Given task =>
An exact reproduction of the records is required, with all images left out.

Input records =>
::::

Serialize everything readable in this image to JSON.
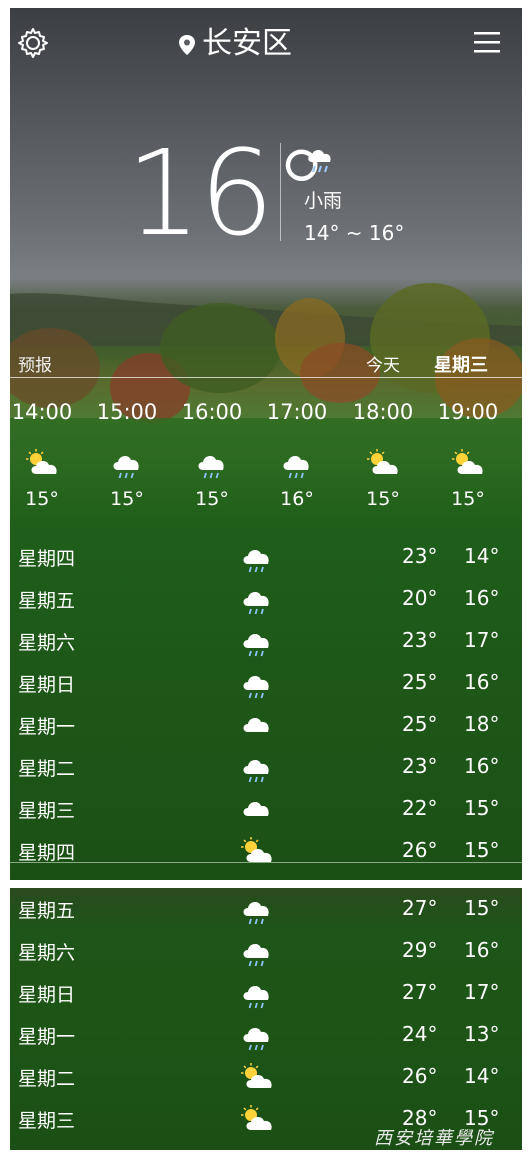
{
  "header": {
    "location": "长安区",
    "icons": [
      "settings-gear-icon",
      "location-pin-icon",
      "menu-hamburger-icon"
    ]
  },
  "current": {
    "temperature": "16°",
    "condition": "小雨",
    "range": "14° ~ 16°",
    "icon": "light-rain-icon"
  },
  "forecast": {
    "label": "预报",
    "today_label": "今天",
    "weekday_label": "星期三"
  },
  "hourly": [
    {
      "time": "14:00",
      "icon": "partly-sunny-icon",
      "temp": "15°"
    },
    {
      "time": "15:00",
      "icon": "rain-icon",
      "temp": "15°"
    },
    {
      "time": "16:00",
      "icon": "rain-icon",
      "temp": "15°"
    },
    {
      "time": "17:00",
      "icon": "rain-icon",
      "temp": "16°"
    },
    {
      "time": "18:00",
      "icon": "partly-sunny-icon",
      "temp": "15°"
    },
    {
      "time": "19:00",
      "icon": "partly-sunny-icon",
      "temp": "15°"
    }
  ],
  "daily": [
    {
      "day": "星期四",
      "icon": "rain-icon",
      "high": "23°",
      "low": "14°"
    },
    {
      "day": "星期五",
      "icon": "rain-icon",
      "high": "20°",
      "low": "16°"
    },
    {
      "day": "星期六",
      "icon": "rain-icon",
      "high": "23°",
      "low": "17°"
    },
    {
      "day": "星期日",
      "icon": "rain-icon",
      "high": "25°",
      "low": "16°"
    },
    {
      "day": "星期一",
      "icon": "cloudy-icon",
      "high": "25°",
      "low": "18°"
    },
    {
      "day": "星期二",
      "icon": "rain-icon",
      "high": "23°",
      "low": "16°"
    },
    {
      "day": "星期三",
      "icon": "cloudy-icon",
      "high": "22°",
      "low": "15°"
    },
    {
      "day": "星期四",
      "icon": "partly-sunny-icon",
      "high": "26°",
      "low": "15°"
    }
  ],
  "daily_more": [
    {
      "day": "星期五",
      "icon": "rain-icon",
      "high": "27°",
      "low": "15°"
    },
    {
      "day": "星期六",
      "icon": "rain-icon",
      "high": "29°",
      "low": "16°"
    },
    {
      "day": "星期日",
      "icon": "rain-icon",
      "high": "27°",
      "low": "17°"
    },
    {
      "day": "星期一",
      "icon": "rain-icon",
      "high": "24°",
      "low": "13°"
    },
    {
      "day": "星期二",
      "icon": "partly-sunny-icon",
      "high": "26°",
      "low": "14°"
    },
    {
      "day": "星期三",
      "icon": "partly-sunny-icon",
      "high": "28°",
      "low": "15°"
    }
  ],
  "watermark": "西安培華學院"
}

::::

Answer =>
Serialize everything readable in this image to JSON.
{
  "header": {
    "location": "长安区",
    "icons": [
      "settings-gear-icon",
      "location-pin-icon",
      "menu-hamburger-icon"
    ]
  },
  "current": {
    "temperature": "16°",
    "condition": "小雨",
    "range": "14° ~ 16°",
    "icon": "light-rain-icon"
  },
  "forecast": {
    "label": "预报",
    "today_label": "今天",
    "weekday_label": "星期三"
  },
  "hourly": [
    {
      "time": "14:00",
      "icon": "partly-sunny-icon",
      "temp": "15°"
    },
    {
      "time": "15:00",
      "icon": "rain-icon",
      "temp": "15°"
    },
    {
      "time": "16:00",
      "icon": "rain-icon",
      "temp": "15°"
    },
    {
      "time": "17:00",
      "icon": "rain-icon",
      "temp": "16°"
    },
    {
      "time": "18:00",
      "icon": "partly-sunny-icon",
      "temp": "15°"
    },
    {
      "time": "19:00",
      "icon": "partly-sunny-icon",
      "temp": "15°"
    }
  ],
  "daily": [
    {
      "day": "星期四",
      "icon": "rain-icon",
      "high": "23°",
      "low": "14°"
    },
    {
      "day": "星期五",
      "icon": "rain-icon",
      "high": "20°",
      "low": "16°"
    },
    {
      "day": "星期六",
      "icon": "rain-icon",
      "high": "23°",
      "low": "17°"
    },
    {
      "day": "星期日",
      "icon": "rain-icon",
      "high": "25°",
      "low": "16°"
    },
    {
      "day": "星期一",
      "icon": "cloudy-icon",
      "high": "25°",
      "low": "18°"
    },
    {
      "day": "星期二",
      "icon": "rain-icon",
      "high": "23°",
      "low": "16°"
    },
    {
      "day": "星期三",
      "icon": "cloudy-icon",
      "high": "22°",
      "low": "15°"
    },
    {
      "day": "星期四",
      "icon": "partly-sunny-icon",
      "high": "26°",
      "low": "15°"
    }
  ],
  "daily_more": [
    {
      "day": "星期五",
      "icon": "rain-icon",
      "high": "27°",
      "low": "15°"
    },
    {
      "day": "星期六",
      "icon": "rain-icon",
      "high": "29°",
      "low": "16°"
    },
    {
      "day": "星期日",
      "icon": "rain-icon",
      "high": "27°",
      "low": "17°"
    },
    {
      "day": "星期一",
      "icon": "rain-icon",
      "high": "24°",
      "low": "13°"
    },
    {
      "day": "星期二",
      "icon": "partly-sunny-icon",
      "high": "26°",
      "low": "14°"
    },
    {
      "day": "星期三",
      "icon": "partly-sunny-icon",
      "high": "28°",
      "low": "15°"
    }
  ],
  "watermark": "西安培華學院"
}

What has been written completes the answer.